--- Start of AVAILABLE DATA ---
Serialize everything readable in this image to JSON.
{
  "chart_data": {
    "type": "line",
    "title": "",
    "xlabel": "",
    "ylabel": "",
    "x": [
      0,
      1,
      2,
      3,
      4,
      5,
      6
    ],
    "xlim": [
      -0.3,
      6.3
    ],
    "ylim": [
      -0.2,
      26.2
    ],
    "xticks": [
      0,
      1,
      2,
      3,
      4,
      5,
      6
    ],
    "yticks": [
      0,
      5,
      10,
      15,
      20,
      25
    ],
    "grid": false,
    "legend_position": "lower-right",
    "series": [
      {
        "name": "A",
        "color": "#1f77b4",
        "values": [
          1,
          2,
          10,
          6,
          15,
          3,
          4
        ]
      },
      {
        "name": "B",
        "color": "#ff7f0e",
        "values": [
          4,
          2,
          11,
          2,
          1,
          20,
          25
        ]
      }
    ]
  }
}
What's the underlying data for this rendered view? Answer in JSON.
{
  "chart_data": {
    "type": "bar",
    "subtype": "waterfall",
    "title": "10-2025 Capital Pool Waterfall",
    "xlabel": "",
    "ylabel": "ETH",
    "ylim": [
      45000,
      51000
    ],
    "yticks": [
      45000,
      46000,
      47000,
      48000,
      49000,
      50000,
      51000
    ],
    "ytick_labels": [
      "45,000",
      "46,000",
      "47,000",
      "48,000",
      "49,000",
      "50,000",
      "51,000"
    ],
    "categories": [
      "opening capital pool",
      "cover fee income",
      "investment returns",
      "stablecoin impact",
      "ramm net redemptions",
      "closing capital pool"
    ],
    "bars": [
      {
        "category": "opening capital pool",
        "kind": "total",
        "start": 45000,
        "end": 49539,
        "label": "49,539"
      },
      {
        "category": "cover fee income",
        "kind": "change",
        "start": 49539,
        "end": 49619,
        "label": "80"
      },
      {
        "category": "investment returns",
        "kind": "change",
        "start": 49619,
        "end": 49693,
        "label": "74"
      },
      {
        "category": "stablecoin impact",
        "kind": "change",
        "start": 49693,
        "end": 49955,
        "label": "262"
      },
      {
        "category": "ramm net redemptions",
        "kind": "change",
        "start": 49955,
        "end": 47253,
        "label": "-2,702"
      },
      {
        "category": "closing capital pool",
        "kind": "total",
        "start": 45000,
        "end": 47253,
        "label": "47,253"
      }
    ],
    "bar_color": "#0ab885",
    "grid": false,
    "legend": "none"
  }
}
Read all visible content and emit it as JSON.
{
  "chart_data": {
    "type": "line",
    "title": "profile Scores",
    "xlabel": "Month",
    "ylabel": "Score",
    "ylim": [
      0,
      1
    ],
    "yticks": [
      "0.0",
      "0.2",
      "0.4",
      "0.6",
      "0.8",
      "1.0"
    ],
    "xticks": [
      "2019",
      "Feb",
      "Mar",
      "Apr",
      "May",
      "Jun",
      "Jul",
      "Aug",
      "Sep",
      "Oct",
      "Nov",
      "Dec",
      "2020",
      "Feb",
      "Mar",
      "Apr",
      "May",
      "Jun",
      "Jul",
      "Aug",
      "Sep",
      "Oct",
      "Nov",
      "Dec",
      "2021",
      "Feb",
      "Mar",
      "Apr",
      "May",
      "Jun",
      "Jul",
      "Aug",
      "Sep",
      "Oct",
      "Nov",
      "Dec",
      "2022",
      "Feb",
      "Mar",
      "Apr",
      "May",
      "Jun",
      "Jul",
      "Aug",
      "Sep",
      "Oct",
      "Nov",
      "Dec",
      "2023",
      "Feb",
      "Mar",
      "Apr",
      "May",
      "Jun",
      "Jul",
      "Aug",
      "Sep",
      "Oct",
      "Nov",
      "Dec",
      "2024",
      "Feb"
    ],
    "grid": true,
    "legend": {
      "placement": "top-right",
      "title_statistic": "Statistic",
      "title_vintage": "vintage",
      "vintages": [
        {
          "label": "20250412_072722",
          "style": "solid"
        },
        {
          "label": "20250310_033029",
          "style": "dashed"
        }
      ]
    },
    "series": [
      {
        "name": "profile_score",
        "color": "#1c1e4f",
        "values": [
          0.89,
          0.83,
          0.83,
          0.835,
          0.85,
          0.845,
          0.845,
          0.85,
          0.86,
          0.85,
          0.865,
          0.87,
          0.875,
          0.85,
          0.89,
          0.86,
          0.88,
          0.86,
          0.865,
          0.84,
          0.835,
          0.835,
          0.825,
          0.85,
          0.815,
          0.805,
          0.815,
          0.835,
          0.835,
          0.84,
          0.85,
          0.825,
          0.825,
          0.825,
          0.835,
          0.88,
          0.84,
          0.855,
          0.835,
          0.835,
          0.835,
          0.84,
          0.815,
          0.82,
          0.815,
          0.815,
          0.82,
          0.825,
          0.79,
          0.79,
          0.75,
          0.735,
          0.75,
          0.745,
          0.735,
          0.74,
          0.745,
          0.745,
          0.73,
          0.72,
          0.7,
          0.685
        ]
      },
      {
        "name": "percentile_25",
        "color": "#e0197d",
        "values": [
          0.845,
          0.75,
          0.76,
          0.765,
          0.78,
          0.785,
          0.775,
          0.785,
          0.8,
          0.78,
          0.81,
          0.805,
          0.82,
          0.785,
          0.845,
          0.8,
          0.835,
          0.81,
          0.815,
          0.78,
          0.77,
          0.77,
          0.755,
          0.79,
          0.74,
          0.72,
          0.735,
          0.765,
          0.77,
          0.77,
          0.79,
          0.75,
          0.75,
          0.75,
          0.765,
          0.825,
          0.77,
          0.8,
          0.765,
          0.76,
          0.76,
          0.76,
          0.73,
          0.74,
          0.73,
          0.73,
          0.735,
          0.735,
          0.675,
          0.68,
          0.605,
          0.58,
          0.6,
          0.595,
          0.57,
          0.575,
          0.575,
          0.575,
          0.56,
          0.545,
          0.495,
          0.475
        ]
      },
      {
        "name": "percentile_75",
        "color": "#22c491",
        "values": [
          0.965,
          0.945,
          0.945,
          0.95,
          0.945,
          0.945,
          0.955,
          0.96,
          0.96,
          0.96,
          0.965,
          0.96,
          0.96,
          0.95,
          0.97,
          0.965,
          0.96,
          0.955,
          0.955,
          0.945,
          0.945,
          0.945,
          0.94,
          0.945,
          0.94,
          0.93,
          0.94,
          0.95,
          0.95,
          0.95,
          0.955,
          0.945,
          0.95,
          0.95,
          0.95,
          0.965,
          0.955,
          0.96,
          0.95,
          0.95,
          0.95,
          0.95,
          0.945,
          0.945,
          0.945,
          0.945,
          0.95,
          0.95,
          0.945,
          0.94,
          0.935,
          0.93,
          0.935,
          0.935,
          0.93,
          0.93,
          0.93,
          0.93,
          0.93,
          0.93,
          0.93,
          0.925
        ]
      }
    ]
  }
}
--- End of AVAILABLE DATA ---
Take each line of the material that contains the word "opening" and list it.

■ REPLY:
      "opening capital pool",
        "category": "opening capital pool",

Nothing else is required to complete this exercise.